Directions for this task: The records that follow should be retyped word for word.

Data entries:
──────────────────────────────
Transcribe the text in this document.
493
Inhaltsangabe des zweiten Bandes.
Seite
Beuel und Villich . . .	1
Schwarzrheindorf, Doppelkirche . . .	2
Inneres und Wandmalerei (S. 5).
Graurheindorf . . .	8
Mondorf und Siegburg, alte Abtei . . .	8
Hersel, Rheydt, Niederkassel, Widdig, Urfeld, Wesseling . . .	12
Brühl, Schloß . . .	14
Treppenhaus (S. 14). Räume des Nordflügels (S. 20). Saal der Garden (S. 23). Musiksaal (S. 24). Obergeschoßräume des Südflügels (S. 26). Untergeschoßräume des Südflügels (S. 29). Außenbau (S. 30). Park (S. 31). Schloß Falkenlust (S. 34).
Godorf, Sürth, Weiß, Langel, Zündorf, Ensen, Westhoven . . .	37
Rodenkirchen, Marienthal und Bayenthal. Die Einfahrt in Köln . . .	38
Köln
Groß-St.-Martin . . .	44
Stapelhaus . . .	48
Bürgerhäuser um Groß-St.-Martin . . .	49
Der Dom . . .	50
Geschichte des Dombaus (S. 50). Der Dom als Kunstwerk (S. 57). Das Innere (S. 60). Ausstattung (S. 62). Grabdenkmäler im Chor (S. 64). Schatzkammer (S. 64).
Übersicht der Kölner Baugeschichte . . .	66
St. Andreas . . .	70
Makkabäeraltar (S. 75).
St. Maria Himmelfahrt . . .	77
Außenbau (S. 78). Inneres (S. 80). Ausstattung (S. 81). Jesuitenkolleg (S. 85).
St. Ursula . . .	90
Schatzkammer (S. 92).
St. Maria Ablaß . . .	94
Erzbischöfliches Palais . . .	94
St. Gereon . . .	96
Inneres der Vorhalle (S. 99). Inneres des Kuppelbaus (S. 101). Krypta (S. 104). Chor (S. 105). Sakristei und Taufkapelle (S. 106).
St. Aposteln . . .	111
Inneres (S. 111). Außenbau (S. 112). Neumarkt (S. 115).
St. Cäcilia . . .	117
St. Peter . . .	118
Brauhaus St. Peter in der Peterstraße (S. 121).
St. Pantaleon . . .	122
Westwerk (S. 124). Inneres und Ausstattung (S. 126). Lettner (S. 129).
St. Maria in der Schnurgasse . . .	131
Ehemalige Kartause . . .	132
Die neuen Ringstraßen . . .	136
──────────────────────────────
Completed task:
Transcribe the text in this document.
493
Inhaltsangabe des zweiten Bandes.
Seite
Beuel und Villich . . .	1
Schwarzrheindorf, Doppelkirche . . .	2
Inneres und Wandmalerei (S. 5).
Graurheindorf . . .	8
Mondorf und Siegburg, alte Abtei . . .	8
Hersel, Rheydt, Niederkassel, Widdig, Urfeld, Wesseling . . .	12
Brühl, Schloß . . .	14
Treppenhaus (S. 14). Räume des Nordflügels (S. 20). Saal der Garden (S. 23). Musiksaal (S. 24). Obergeschoßräume des Südflügels (S. 26). Untergeschoßräume des Südflügels (S. 29). Außenbau (S. 30). Park (S. 31). Schloß Falkenlust (S. 34).
Godorf, Sürth, Weiß, Langel, Zündorf, Ensen, Westhoven . . .	37
Rodenkirchen, Marienthal und Bayenthal. Die Einfahrt in Köln . . .	38
Köln
Groß-St.-Martin . . .	44
Stapelhaus . . .	48
Bürgerhäuser um Groß-St.-Martin . . .	49
Der Dom . . .	50
Geschichte des Dombaus (S. 50). Der Dom als Kunstwerk (S. 57). Das Innere (S. 60). Ausstattung (S. 62). Grabdenkmäler im Chor (S. 64). Schatzkammer (S. 64).
Übersicht der Kölner Baugeschichte . . .	66
St. Andreas . . .	70
Makkabäeraltar (S. 75).
St. Maria Himmelfahrt . . .	77
Außenbau (S. 78). Inneres (S. 80). Ausstattung (S. 81). Jesuitenkolleg (S. 85).
St. Ursula . . .	90
Schatzkammer (S. 92).
St. Maria Ablaß . . .	94
Erzbischöfliches Palais . . .	94
St. Gereon . . .	96
Inneres der Vorhalle (S. 99). Inneres des Kuppelbaus (S. 101). Krypta (S. 104). Chor (S. 105). Sakristei und Taufkapelle (S. 106).
St. Aposteln . . .	111
Inneres (S. 111). Außenbau (S. 112). Neumarkt (S. 115).
St. Cäcilia . . .	117
St. Peter . . .	118
Brauhaus St. Peter in der Peterstraße (S. 121).
St. Pantaleon . . .	122
Westwerk (S. 124). Inneres und Ausstattung (S. 126). Lettner (S. 129).
St. Maria in der Schnurgasse . . .	131
Ehemalige Kartause . . .	132
Die neuen Ringstraßen . . .	136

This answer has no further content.